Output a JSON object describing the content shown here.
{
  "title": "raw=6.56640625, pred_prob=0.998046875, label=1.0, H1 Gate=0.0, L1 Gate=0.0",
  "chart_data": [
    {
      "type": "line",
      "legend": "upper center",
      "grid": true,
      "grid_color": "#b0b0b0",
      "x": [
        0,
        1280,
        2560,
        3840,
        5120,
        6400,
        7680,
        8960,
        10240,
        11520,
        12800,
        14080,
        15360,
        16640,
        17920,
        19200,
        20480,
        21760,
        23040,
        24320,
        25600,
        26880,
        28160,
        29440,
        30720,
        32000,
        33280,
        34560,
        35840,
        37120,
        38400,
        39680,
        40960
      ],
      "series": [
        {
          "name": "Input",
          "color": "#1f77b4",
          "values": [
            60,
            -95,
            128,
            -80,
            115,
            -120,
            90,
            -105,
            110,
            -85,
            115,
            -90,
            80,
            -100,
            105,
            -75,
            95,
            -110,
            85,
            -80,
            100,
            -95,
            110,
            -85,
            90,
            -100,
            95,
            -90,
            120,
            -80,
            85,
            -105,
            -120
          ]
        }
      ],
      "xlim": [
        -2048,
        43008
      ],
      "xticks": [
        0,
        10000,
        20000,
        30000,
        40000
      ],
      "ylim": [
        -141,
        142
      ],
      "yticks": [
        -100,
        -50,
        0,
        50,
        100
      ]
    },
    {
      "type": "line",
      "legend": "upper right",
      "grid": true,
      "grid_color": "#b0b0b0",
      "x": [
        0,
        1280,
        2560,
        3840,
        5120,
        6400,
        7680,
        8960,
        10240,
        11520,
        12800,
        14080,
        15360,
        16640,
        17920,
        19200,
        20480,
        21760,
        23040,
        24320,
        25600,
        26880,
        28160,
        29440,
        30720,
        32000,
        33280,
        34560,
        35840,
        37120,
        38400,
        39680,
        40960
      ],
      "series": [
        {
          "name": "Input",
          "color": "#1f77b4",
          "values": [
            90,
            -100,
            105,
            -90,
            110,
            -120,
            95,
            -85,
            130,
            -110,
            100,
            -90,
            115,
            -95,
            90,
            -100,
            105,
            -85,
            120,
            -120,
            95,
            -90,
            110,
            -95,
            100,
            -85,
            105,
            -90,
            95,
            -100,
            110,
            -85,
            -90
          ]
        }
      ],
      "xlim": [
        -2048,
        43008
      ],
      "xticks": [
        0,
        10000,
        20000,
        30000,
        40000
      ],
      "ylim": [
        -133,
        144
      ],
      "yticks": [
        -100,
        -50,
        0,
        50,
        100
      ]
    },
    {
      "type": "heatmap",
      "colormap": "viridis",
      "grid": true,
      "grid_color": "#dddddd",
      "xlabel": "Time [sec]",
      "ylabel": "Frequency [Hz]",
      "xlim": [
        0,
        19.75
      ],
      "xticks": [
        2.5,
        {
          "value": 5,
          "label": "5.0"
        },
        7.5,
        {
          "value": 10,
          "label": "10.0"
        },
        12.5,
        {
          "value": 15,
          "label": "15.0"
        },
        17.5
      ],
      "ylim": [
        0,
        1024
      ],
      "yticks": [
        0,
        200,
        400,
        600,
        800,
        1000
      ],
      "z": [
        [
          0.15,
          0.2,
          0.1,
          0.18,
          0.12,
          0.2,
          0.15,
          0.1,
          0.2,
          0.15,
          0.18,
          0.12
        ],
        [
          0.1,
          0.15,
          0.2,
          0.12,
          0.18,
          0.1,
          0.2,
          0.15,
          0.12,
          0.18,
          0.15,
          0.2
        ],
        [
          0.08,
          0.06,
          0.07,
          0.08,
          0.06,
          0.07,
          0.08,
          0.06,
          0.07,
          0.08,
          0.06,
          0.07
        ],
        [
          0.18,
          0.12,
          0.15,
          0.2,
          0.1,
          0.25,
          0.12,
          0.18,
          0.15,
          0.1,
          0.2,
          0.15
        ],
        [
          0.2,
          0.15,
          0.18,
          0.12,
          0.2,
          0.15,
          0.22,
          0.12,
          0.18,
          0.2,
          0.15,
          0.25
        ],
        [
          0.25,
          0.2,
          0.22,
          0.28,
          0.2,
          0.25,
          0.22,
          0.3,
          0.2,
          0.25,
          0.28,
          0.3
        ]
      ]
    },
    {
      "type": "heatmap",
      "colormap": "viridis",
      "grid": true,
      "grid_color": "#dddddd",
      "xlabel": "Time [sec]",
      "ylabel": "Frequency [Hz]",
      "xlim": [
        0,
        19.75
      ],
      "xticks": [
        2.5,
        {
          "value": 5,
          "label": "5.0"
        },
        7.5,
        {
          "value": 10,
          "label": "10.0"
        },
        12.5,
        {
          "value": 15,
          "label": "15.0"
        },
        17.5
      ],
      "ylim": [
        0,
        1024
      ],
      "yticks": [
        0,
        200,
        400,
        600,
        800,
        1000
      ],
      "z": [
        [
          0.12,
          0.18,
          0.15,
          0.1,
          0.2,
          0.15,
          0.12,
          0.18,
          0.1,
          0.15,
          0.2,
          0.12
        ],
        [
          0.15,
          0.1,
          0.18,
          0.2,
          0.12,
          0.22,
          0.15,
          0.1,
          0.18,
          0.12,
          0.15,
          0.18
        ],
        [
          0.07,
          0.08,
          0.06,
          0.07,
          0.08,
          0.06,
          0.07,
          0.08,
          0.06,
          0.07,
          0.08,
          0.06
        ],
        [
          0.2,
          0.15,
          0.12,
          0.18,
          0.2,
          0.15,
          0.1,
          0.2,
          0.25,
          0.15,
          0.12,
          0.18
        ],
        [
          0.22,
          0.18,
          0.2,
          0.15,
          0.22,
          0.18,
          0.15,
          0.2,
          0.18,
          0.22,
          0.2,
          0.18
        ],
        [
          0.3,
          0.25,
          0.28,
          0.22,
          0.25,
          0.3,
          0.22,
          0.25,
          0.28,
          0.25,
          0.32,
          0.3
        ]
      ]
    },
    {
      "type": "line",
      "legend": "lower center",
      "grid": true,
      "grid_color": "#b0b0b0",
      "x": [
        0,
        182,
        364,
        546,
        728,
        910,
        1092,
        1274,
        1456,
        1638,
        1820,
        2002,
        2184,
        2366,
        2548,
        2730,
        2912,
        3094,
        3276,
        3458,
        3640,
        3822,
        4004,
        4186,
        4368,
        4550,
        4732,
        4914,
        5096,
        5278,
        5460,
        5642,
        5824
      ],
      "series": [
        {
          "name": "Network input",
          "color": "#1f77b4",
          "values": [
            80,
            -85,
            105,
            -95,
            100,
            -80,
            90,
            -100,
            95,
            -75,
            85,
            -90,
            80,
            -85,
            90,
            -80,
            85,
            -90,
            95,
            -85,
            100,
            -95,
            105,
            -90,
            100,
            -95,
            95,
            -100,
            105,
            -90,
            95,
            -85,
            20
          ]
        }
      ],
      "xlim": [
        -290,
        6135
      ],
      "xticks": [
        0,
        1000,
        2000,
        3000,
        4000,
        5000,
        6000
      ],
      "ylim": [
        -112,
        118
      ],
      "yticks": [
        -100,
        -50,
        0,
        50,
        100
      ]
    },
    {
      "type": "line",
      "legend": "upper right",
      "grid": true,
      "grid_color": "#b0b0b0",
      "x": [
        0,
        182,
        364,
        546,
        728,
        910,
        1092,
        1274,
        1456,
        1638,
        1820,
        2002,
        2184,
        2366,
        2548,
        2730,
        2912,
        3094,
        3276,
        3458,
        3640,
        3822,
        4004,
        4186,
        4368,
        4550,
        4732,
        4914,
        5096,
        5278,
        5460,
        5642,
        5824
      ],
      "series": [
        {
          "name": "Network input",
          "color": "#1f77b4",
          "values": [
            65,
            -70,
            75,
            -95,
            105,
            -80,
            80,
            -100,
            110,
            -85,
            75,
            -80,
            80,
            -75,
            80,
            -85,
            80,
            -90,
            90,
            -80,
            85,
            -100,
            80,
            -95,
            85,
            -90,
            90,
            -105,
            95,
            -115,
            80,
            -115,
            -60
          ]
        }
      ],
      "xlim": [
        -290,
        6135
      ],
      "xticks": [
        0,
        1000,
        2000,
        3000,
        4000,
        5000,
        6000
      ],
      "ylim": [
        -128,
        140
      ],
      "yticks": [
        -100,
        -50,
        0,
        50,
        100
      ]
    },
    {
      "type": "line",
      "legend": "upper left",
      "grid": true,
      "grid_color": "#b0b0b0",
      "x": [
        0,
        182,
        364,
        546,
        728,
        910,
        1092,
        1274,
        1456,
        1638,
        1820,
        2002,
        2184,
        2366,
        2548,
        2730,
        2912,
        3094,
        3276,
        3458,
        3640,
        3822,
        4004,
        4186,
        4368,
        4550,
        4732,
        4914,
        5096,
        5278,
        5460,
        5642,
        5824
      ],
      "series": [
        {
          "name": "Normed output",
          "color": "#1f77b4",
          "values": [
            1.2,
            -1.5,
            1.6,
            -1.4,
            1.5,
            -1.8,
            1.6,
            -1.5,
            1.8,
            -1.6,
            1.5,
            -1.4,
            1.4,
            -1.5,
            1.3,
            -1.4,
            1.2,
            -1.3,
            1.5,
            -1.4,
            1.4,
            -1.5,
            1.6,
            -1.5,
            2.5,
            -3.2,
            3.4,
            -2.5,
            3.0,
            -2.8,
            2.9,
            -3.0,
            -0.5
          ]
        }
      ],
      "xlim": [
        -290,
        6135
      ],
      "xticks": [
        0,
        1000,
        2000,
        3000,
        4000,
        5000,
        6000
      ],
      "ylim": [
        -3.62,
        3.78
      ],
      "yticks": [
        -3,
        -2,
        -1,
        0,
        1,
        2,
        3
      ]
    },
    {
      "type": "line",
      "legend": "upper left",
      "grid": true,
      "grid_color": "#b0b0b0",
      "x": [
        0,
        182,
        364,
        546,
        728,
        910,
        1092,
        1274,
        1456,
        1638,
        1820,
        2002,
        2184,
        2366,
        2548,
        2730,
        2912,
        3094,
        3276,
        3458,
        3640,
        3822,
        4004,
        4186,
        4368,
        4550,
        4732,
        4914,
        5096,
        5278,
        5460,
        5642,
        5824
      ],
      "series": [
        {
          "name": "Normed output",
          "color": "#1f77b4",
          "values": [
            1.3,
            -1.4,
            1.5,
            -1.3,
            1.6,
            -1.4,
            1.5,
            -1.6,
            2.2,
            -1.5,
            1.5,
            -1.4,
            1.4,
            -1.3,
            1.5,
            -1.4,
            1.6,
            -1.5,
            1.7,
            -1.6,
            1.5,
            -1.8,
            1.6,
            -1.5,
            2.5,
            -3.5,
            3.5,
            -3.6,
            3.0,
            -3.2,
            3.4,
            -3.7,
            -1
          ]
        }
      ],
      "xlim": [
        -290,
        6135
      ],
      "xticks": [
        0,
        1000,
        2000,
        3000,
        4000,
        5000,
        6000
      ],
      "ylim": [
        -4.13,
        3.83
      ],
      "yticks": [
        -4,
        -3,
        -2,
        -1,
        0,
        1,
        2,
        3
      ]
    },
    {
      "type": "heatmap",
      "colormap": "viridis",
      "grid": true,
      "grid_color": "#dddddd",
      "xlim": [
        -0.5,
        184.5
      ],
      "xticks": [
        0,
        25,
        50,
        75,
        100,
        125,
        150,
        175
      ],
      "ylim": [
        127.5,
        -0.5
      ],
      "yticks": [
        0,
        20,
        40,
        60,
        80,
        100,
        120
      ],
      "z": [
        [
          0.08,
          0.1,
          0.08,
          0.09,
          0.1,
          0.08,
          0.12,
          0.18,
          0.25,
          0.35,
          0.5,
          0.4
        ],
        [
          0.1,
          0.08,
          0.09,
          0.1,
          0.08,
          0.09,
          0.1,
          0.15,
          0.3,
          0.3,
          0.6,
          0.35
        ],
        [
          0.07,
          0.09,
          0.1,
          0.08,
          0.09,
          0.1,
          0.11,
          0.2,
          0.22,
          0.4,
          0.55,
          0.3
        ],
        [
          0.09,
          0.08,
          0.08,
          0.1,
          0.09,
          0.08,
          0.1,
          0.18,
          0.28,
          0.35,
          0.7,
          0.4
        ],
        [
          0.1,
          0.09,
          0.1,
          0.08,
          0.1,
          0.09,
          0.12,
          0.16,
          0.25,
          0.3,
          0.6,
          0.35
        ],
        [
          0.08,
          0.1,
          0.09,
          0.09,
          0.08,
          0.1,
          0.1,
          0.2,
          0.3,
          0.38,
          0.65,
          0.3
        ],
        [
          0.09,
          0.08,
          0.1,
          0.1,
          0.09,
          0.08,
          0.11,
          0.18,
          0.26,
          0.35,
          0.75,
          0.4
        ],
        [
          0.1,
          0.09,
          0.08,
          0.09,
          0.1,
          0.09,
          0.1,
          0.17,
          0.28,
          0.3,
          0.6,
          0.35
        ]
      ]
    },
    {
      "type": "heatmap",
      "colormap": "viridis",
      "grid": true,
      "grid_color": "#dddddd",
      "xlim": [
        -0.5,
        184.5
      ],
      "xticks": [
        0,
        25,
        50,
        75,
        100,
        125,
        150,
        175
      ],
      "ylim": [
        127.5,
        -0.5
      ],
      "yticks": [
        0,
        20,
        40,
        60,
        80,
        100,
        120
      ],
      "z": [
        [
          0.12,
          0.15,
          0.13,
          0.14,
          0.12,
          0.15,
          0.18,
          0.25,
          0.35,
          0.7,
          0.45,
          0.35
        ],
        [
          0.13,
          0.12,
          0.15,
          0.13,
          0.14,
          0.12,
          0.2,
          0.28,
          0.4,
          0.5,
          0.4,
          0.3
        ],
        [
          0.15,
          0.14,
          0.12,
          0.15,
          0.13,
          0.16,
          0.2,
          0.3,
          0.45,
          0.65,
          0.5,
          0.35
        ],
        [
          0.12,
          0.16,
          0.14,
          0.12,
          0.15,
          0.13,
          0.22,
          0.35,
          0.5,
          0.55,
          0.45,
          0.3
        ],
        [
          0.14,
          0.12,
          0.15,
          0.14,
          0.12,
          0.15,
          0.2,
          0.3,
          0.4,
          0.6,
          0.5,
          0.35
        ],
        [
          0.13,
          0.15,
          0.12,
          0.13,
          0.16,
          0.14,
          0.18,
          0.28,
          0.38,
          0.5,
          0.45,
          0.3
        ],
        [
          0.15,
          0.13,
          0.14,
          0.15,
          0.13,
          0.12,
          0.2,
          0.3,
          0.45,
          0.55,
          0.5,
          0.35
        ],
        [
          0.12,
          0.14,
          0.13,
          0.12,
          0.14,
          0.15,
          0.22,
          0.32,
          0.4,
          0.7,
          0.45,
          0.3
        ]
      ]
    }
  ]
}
++++++++
WHAT THIS TASK INVOLVES – Select every line above that contains the word "center", and copy it.

THE ANSWER –
      "legend": "upper center",
      "legend": "lower center",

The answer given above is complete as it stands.